(Stored data entries)
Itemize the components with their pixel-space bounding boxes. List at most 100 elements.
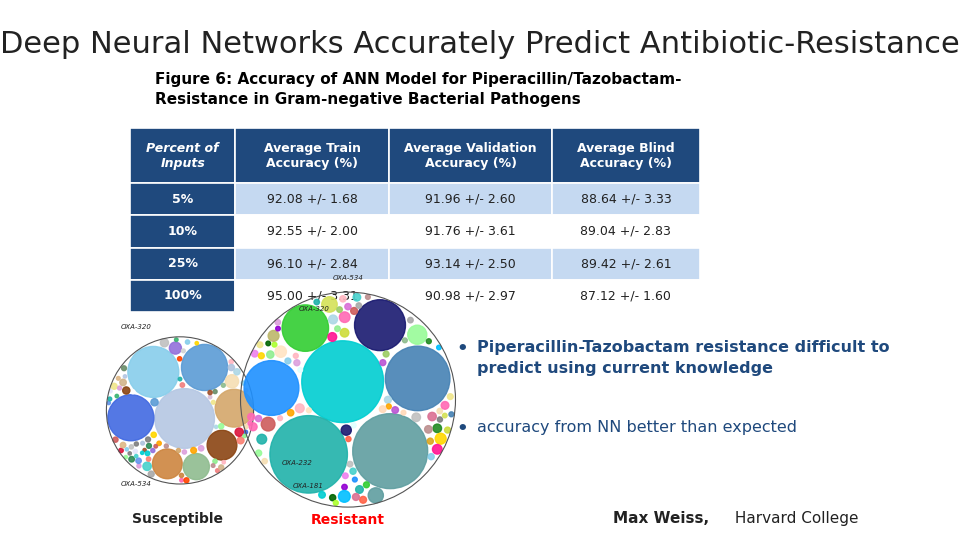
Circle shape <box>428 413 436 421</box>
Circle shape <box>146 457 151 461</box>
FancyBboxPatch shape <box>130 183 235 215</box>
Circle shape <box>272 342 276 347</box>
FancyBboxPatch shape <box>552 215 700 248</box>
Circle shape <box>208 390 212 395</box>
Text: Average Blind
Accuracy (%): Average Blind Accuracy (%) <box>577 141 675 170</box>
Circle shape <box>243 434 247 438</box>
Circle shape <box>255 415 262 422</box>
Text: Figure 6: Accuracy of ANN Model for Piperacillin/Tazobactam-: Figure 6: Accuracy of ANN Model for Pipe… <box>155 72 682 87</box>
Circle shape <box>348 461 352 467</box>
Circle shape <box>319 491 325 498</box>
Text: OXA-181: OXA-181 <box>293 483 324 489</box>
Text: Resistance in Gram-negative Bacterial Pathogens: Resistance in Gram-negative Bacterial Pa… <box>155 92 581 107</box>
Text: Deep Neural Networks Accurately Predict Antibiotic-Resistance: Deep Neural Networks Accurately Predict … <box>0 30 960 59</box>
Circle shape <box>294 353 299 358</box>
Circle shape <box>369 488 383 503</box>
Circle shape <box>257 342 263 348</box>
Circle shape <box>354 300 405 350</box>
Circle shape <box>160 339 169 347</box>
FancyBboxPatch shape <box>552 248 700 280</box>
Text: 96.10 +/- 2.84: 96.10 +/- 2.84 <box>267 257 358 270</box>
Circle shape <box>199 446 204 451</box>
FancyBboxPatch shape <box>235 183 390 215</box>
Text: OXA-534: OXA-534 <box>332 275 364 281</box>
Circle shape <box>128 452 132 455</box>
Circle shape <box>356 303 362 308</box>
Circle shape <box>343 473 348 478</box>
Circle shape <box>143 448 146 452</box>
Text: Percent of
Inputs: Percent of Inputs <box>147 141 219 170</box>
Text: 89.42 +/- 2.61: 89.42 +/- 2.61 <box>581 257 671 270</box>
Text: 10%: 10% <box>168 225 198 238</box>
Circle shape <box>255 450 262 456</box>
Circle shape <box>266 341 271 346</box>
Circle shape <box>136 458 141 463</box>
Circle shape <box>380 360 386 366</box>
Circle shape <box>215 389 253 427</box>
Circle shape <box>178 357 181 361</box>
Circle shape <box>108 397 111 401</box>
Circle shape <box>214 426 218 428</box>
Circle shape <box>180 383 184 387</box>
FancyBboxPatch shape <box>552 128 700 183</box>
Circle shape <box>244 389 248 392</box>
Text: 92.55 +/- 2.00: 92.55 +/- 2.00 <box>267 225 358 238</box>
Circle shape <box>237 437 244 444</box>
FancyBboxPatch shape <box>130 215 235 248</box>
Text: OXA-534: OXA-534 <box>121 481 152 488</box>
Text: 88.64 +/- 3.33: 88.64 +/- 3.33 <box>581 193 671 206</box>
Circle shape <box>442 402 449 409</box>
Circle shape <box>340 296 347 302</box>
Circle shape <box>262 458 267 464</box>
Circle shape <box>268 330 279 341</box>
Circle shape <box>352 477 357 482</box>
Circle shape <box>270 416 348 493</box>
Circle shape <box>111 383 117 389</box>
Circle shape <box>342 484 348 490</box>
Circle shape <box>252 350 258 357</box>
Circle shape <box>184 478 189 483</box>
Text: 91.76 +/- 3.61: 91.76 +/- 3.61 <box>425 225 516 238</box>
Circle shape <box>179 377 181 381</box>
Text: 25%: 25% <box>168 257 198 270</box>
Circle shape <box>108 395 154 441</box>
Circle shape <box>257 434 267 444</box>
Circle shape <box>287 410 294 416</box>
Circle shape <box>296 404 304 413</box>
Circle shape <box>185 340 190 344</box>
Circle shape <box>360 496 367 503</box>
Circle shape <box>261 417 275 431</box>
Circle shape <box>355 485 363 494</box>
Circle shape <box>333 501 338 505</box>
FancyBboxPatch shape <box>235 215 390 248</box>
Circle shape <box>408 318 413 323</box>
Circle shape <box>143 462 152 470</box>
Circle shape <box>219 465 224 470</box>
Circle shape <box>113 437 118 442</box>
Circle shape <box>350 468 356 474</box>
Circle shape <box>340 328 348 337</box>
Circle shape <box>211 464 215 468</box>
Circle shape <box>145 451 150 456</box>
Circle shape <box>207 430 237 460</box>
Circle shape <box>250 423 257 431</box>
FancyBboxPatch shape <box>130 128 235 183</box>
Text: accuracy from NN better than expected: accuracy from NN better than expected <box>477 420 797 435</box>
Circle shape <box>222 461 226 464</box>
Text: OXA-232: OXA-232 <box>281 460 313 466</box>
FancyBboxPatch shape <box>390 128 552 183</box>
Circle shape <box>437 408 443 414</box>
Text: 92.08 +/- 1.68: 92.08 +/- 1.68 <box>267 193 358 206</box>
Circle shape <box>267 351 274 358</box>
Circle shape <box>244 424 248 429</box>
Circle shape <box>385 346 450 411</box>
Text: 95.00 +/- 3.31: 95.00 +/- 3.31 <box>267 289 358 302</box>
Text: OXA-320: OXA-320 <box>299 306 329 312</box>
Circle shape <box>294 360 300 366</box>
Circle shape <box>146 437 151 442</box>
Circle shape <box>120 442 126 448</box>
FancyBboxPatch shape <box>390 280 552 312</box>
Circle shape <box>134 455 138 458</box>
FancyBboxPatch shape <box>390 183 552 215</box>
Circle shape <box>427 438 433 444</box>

* * *

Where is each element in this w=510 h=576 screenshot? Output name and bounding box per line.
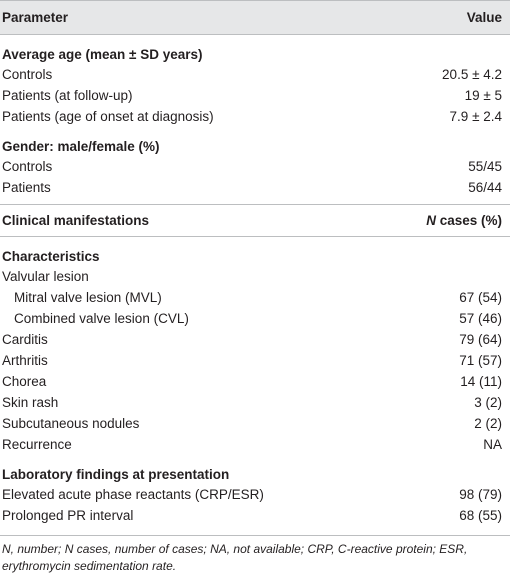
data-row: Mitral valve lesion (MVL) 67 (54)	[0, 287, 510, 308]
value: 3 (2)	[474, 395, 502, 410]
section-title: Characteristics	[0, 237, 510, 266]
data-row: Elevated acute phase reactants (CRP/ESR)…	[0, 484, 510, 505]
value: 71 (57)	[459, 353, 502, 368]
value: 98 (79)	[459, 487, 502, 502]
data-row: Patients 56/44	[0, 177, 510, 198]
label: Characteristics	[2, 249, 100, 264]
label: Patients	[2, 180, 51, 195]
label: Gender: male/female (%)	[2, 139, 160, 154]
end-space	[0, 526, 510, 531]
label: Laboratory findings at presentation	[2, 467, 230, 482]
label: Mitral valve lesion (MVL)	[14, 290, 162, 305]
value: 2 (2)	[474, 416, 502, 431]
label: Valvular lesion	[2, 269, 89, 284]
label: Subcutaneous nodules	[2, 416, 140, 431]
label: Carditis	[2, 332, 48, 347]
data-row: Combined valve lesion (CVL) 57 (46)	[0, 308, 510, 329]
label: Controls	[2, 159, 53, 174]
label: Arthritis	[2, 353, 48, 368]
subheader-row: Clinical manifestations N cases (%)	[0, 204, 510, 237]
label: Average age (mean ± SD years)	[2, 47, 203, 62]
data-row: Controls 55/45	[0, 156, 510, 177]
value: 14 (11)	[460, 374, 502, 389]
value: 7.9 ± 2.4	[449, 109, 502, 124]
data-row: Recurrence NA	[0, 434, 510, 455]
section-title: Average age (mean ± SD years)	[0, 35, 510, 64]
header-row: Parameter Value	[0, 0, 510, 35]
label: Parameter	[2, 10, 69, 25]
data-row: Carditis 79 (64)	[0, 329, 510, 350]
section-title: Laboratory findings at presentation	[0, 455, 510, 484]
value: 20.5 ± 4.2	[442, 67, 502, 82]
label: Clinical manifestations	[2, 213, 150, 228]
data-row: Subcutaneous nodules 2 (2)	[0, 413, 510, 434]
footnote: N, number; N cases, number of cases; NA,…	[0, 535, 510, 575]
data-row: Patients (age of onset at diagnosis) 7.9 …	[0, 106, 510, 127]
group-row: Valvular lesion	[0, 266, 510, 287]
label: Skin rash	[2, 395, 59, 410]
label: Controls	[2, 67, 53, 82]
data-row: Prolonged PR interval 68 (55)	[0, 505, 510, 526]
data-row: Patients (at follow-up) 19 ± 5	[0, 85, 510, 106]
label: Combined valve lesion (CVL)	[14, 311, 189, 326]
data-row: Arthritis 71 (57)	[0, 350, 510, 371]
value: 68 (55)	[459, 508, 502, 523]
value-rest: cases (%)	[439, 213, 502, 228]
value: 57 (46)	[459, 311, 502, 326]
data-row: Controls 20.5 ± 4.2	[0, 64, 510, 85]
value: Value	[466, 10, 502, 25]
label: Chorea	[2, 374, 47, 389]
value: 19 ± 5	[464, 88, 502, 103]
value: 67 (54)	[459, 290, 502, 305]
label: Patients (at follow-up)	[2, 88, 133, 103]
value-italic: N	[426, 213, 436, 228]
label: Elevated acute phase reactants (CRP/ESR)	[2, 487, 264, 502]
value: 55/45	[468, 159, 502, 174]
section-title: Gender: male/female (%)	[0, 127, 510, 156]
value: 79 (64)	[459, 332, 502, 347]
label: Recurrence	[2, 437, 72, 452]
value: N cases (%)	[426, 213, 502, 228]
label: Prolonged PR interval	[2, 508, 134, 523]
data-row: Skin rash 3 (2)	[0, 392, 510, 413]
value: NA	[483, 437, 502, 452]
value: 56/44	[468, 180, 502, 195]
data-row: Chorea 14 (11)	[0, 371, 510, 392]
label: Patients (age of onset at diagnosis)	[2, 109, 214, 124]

...

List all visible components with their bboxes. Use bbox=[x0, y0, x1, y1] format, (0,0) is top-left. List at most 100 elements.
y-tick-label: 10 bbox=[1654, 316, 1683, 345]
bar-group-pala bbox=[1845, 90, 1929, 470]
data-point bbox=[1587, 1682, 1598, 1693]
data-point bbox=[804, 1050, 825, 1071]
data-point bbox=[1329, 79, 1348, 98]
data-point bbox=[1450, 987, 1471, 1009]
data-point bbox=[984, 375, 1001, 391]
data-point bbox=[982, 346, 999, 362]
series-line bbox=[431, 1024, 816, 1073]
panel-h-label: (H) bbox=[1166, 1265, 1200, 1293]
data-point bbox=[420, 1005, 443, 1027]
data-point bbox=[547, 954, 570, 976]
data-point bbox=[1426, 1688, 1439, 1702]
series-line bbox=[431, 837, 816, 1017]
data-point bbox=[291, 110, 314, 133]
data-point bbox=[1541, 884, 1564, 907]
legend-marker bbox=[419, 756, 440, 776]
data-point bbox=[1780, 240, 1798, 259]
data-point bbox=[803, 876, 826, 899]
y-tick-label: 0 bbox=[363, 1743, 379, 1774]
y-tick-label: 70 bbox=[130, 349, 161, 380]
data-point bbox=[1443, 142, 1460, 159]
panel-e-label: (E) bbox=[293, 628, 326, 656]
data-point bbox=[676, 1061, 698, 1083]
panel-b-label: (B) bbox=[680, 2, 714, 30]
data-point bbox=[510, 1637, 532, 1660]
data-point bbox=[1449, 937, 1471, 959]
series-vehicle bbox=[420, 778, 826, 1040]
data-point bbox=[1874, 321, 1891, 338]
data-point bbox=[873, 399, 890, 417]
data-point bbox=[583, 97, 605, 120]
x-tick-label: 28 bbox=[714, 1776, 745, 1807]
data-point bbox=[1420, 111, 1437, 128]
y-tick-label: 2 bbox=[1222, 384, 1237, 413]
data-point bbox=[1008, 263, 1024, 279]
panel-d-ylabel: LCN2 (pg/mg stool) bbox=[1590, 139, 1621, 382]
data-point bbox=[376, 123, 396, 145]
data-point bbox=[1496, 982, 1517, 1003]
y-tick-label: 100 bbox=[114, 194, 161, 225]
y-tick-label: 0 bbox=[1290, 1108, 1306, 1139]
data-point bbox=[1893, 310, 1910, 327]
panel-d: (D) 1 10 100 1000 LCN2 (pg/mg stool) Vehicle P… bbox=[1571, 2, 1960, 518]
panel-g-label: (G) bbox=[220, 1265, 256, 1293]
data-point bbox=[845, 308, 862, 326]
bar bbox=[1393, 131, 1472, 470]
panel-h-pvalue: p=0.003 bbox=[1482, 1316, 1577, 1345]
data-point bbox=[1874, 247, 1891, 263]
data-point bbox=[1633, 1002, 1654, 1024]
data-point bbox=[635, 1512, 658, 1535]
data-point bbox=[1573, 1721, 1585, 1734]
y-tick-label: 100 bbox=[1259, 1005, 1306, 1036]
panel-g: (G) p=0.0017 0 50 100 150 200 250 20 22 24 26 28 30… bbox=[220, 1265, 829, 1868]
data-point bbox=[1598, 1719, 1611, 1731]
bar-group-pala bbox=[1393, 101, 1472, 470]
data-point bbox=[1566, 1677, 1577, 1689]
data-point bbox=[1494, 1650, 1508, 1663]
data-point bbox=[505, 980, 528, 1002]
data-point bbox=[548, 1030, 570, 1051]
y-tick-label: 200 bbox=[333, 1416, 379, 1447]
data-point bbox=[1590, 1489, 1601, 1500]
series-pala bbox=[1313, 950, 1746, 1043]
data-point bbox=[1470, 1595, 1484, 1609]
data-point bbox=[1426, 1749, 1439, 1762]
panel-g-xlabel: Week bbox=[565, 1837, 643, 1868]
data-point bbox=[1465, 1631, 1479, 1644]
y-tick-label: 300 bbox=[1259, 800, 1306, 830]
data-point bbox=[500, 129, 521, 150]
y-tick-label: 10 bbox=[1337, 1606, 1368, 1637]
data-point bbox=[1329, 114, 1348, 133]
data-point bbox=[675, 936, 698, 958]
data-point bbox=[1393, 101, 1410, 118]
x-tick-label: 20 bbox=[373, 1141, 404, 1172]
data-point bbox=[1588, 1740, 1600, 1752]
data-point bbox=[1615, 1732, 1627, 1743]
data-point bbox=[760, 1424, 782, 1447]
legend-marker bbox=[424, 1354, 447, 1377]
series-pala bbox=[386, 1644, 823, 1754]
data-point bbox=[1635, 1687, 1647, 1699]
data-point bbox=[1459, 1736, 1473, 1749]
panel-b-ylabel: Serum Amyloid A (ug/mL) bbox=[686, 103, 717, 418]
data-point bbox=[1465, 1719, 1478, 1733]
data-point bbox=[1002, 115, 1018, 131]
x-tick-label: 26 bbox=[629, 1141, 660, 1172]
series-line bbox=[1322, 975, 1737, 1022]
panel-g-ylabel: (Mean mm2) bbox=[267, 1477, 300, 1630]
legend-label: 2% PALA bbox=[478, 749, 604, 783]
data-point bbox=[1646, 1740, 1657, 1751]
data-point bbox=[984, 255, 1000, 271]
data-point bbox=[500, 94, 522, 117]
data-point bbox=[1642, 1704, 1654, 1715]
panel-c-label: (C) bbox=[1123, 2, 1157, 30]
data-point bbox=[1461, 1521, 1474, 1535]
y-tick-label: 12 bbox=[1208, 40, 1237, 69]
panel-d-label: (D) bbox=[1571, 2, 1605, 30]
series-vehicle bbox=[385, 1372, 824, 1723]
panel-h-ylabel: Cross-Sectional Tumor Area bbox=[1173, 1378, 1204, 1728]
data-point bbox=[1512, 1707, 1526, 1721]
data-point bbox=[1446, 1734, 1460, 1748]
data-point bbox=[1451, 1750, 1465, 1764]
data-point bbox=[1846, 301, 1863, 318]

→ Aim of the exercise: Checking the data above line by line, please work out how many lines include "their", and reply with the number only.

→ Response to the task: 2